[Task requirements] Omit the images, then print each record below exactly as it reads.

[Data for this task]
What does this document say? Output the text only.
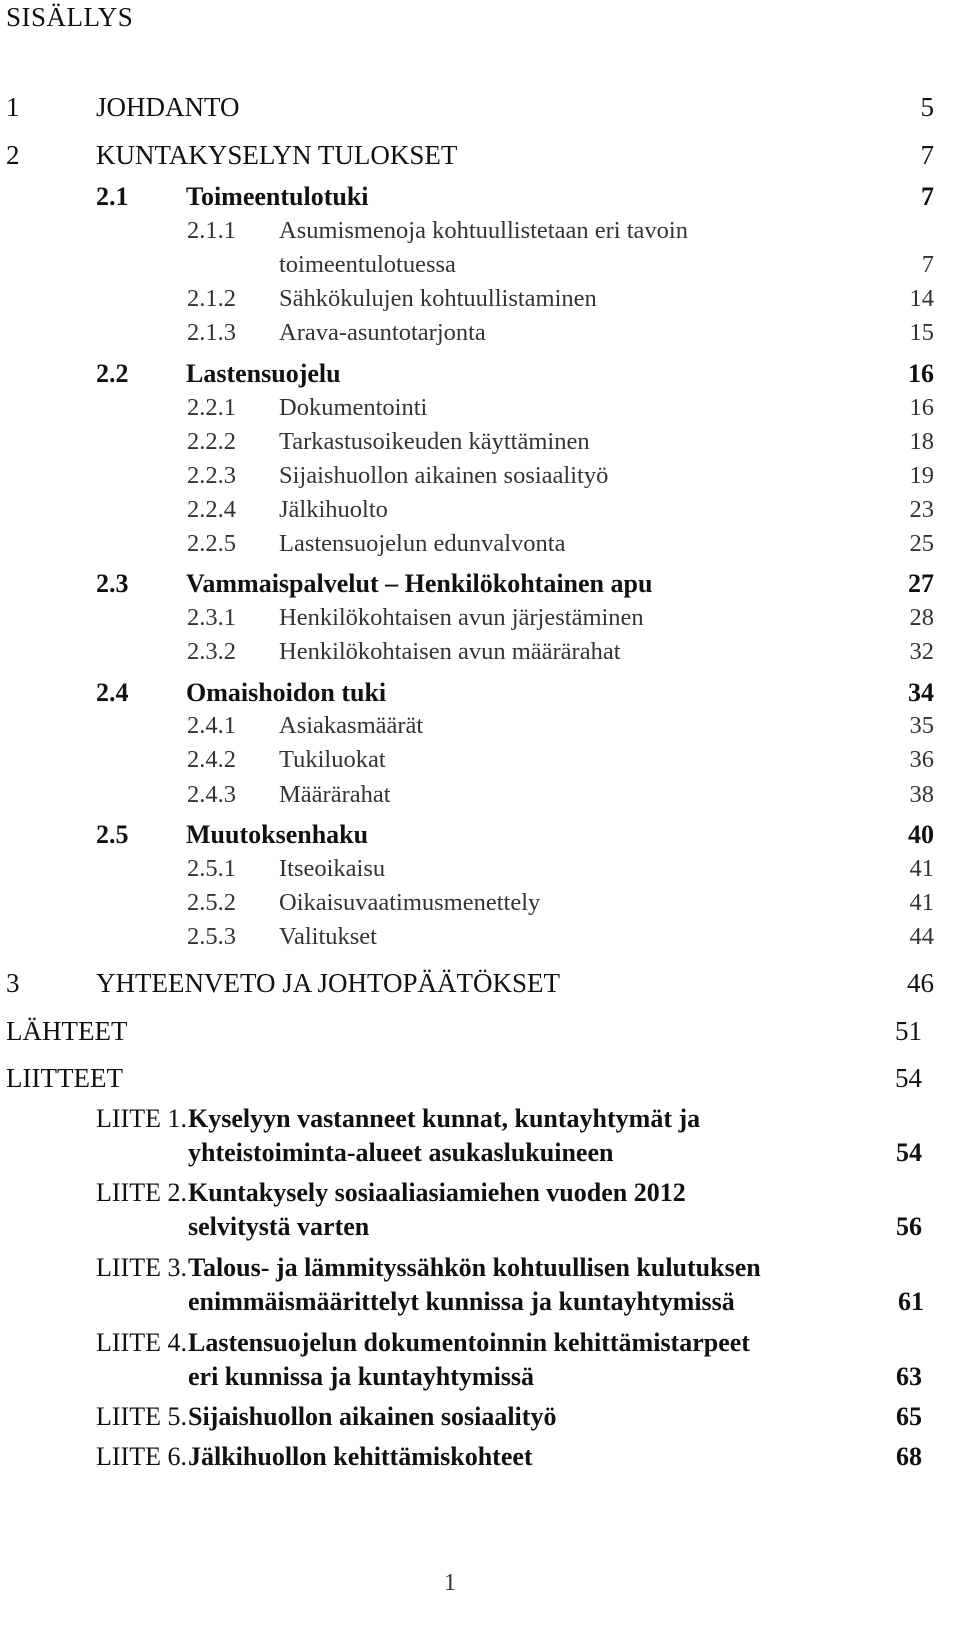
SISÄLLYS
1	JOHDANTO	5
2	KUNTAKYSELYN TULOKSET	7
2.1 Toimeentulotuki	7
2.1.1 Asumismenoja kohtuullistetaan eri tavoin
toimeentulotuessa	7
2.1.2 Sähkökulujen kohtuullistaminen	14
2.1.3 Arava-asuntotarjonta	15
2.2 Lastensuojelu	16
2.2.1 Dokumentointi	16
2.2.2 Tarkastusoikeuden käyttäminen	18
2.2.3 Sijaishuollon aikainen sosiaalityö	19
2.2.4 Jälkihuolto	23
2.2.5 Lastensuojelun edunvalvonta	25
2.3 Vammaispalvelut – Henkilökohtainen apu	27
2.3.1 Henkilökohtaisen avun järjestäminen	28
2.3.2 Henkilökohtaisen avun määrärahat	32
2.4 Omaishoidon tuki	34
2.4.1 Asiakasmäärät	35
2.4.2 Tukiluokat	36
2.4.3 Määrärahat	38
2.5 Muutoksenhaku	40
2.5.1 Itseoikaisu	41
2.5.2 Oikaisuvaatimusmenettely	41
2.5.3 Valitukset	44
3	YHTEENVETO JA JOHTOPÄÄTÖKSET	46
LÄHTEET	51
LIITTEET	54
LIITE 1. Kyselyyn vastanneet kunnat, kuntayhtymät ja
yhteistoiminta-alueet asukaslukuineen	54
LIITE 2. Kuntakysely sosiaaliasiamiehen vuoden 2012
selvitystä varten	56
LIITE 3. Talous- ja lämmityssähkön kohtuullisen kulutuksen
enimmäismäärittelyt kunnissa ja kuntayhtymissä	61
LIITE 4. Lastensuojelun dokumentoinnin kehittämistarpeet
eri kunnissa ja kuntayhtymissä	63
LIITE 5. Sijaishuollon aikainen sosiaalityö	65
LIITE 6. Jälkihuollon kehittämiskohteet	68
1
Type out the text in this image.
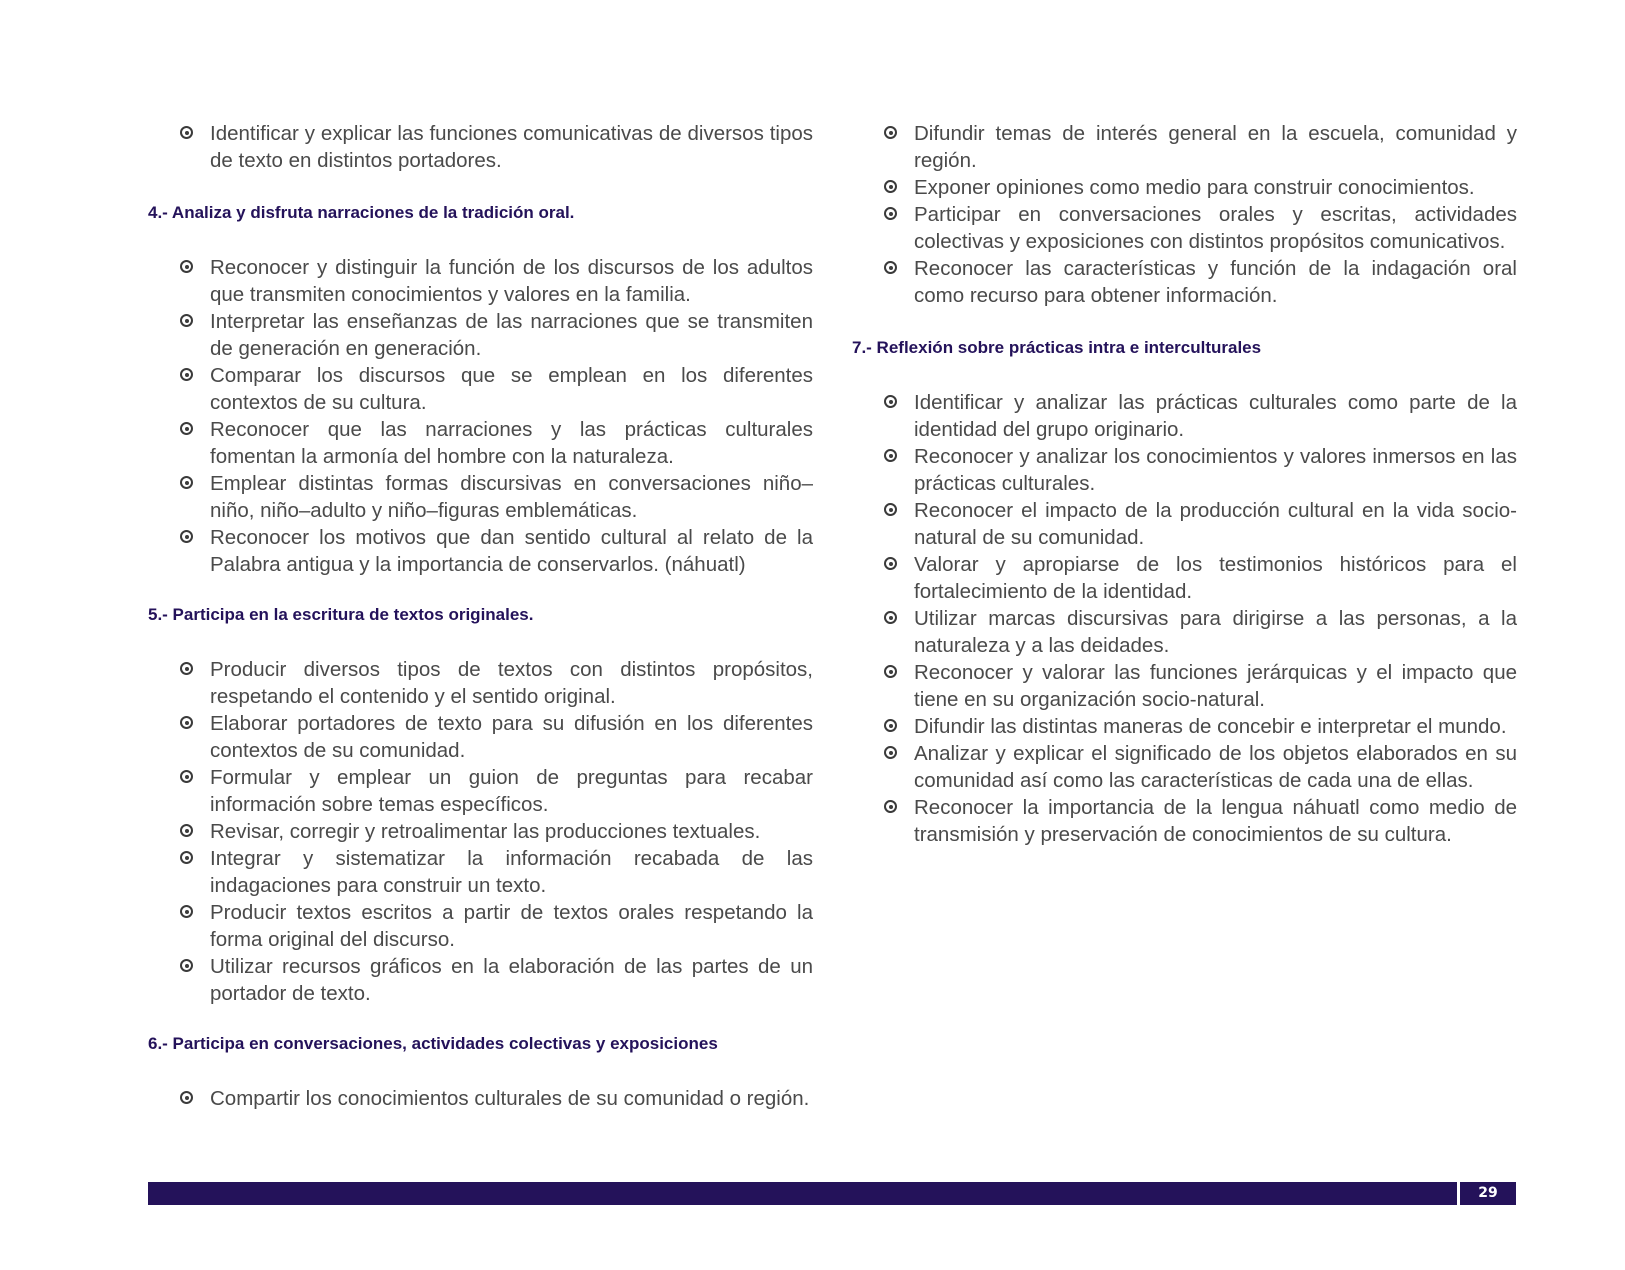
Identificar y explicar las funciones comunicativas de diversos tipos de texto en distintos portadores.
4.- Analiza y disfruta narraciones de la tradición oral.
Reconocer y distinguir la función de los discursos de los adultos que transmiten conocimientos y valores en la familia.
Interpretar las enseñanzas de las narraciones que se transmiten de generación en generación.
Comparar los discursos que se emplean en los diferentes contextos de su cultura.
Reconocer que las narraciones y las prácticas culturales fomentan la armonía del hombre con la naturaleza.
Emplear distintas formas discursivas en conversaciones niño–niño, niño–adulto y niño–figuras emblemáticas.
Reconocer los motivos que dan sentido cultural al relato de la Palabra antigua y la importancia de conservarlos. (náhuatl)
5.- Participa en la escritura de textos originales.
Producir diversos tipos de textos con distintos propósitos, respetando el contenido y el sentido original.
Elaborar portadores de texto para su difusión en los diferentes contextos de su comunidad.
Formular y emplear un guion de preguntas para recabar información sobre temas específicos.
Revisar, corregir y retroalimentar las producciones textuales.
Integrar y sistematizar la información recabada de las indagaciones para construir un texto.
Producir textos escritos a partir de textos orales respetando la forma original del discurso.
Utilizar recursos gráficos en la elaboración de las partes de un portador de texto.
6.- Participa en conversaciones, actividades colectivas y exposiciones
Compartir los conocimientos culturales de su comunidad o región.
Difundir temas de interés general en la escuela, comunidad y región.
Exponer opiniones como medio para construir conocimientos.
Participar en conversaciones orales y escritas, actividades colectivas y exposiciones con distintos propósitos comunicativos.
Reconocer las características y función de la indagación oral como recurso para obtener información.
7.- Reflexión sobre prácticas intra e interculturales
Identificar y analizar las prácticas culturales como parte de la identidad del grupo originario.
Reconocer y analizar los conocimientos y valores inmersos en las prácticas culturales.
Reconocer el impacto de la producción cultural en la vida socio-natural de su comunidad.
Valorar y apropiarse de los testimonios históricos para el fortalecimiento de la identidad.
Utilizar marcas discursivas para dirigirse a las personas, a la naturaleza y a las deidades.
Reconocer y valorar las funciones jerárquicas y el impacto que tiene en su organización socio-natural.
Difundir las distintas maneras de concebir e interpretar el mundo.
Analizar y explicar el significado de los objetos elaborados en su comunidad así como las características de cada una de ellas.
Reconocer la importancia de la lengua náhuatl como medio de transmisión y preservación de conocimientos de su cultura.
29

[The completed task]
What does this document say? Output the text only.
SISÄLLYS
1	JOHDANTO	5
2	KUNTAKYSELYN TULOKSET	7
2.1 Toimeentulotuki	7
2.1.1 Asumismenoja kohtuullistetaan eri tavoin
toimeentulotuessa	7
2.1.2 Sähkökulujen kohtuullistaminen	14
2.1.3 Arava-asuntotarjonta	15
2.2 Lastensuojelu	16
2.2.1 Dokumentointi	16
2.2.2 Tarkastusoikeuden käyttäminen	18
2.2.3 Sijaishuollon aikainen sosiaalityö	19
2.2.4 Jälkihuolto	23
2.2.5 Lastensuojelun edunvalvonta	25
2.3 Vammaispalvelut – Henkilökohtainen apu	27
2.3.1 Henkilökohtaisen avun järjestäminen	28
2.3.2 Henkilökohtaisen avun määrärahat	32
2.4 Omaishoidon tuki	34
2.4.1 Asiakasmäärät	35
2.4.2 Tukiluokat	36
2.4.3 Määrärahat	38
2.5 Muutoksenhaku	40
2.5.1 Itseoikaisu	41
2.5.2 Oikaisuvaatimusmenettely	41
2.5.3 Valitukset	44
3	YHTEENVETO JA JOHTOPÄÄTÖKSET	46
LÄHTEET	51
LIITTEET	54
LIITE 1. Kyselyyn vastanneet kunnat, kuntayhtymät ja
yhteistoiminta-alueet asukaslukuineen	54
LIITE 2. Kuntakysely sosiaaliasiamiehen vuoden 2012
selvitystä varten	56
LIITE 3. Talous- ja lämmityssähkön kohtuullisen kulutuksen
enimmäismäärittelyt kunnissa ja kuntayhtymissä	61
LIITE 4. Lastensuojelun dokumentoinnin kehittämistarpeet
eri kunnissa ja kuntayhtymissä	63
LIITE 5. Sijaishuollon aikainen sosiaalityö	65
LIITE 6. Jälkihuollon kehittämiskohteet	68
1
Type out the text in this image.
Identificar y explicar las funciones comunicativas de diversos tipos de texto en distintos portadores.
4.- Analiza y disfruta narraciones de la tradición oral.
Reconocer y distinguir la función de los discursos de los adultos que transmiten conocimientos y valores en la familia.
Interpretar las enseñanzas de las narraciones que se transmiten de generación en generación.
Comparar los discursos que se emplean en los diferentes contextos de su cultura.
Reconocer que las narraciones y las prácticas culturales fomentan la armonía del hombre con la naturaleza.
Emplear distintas formas discursivas en conversaciones niño–niño, niño–adulto y niño–figuras emblemáticas.
Reconocer los motivos que dan sentido cultural al relato de la Palabra antigua y la importancia de conservarlos. (náhuatl)
5.- Participa en la escritura de textos originales.
Producir diversos tipos de textos con distintos propósitos, respetando el contenido y el sentido original.
Elaborar portadores de texto para su difusión en los diferentes contextos de su comunidad.
Formular y emplear un guion de preguntas para recabar información sobre temas específicos.
Revisar, corregir y retroalimentar las producciones textuales.
Integrar y sistematizar la información recabada de las indagaciones para construir un texto.
Producir textos escritos a partir de textos orales respetando la forma original del discurso.
Utilizar recursos gráficos en la elaboración de las partes de un portador de texto.
6.- Participa en conversaciones, actividades colectivas y exposiciones
Compartir los conocimientos culturales de su comunidad o región.
Difundir temas de interés general en la escuela, comunidad y región.
Exponer opiniones como medio para construir conocimientos.
Participar en conversaciones orales y escritas, actividades colectivas y exposiciones con distintos propósitos comunicativos.
Reconocer las características y función de la indagación oral como recurso para obtener información.
7.- Reflexión sobre prácticas intra e interculturales
Identificar y analizar las prácticas culturales como parte de la identidad del grupo originario.
Reconocer y analizar los conocimientos y valores inmersos en las prácticas culturales.
Reconocer el impacto de la producción cultural en la vida socio-natural de su comunidad.
Valorar y apropiarse de los testimonios históricos para el fortalecimiento de la identidad.
Utilizar marcas discursivas para dirigirse a las personas, a la naturaleza y a las deidades.
Reconocer y valorar las funciones jerárquicas y el impacto que tiene en su organización socio-natural.
Difundir las distintas maneras de concebir e interpretar el mundo.
Analizar y explicar el significado de los objetos elaborados en su comunidad así como las características de cada una de ellas.
Reconocer la importancia de la lengua náhuatl como medio de transmisión y preservación de conocimientos de su cultura.
29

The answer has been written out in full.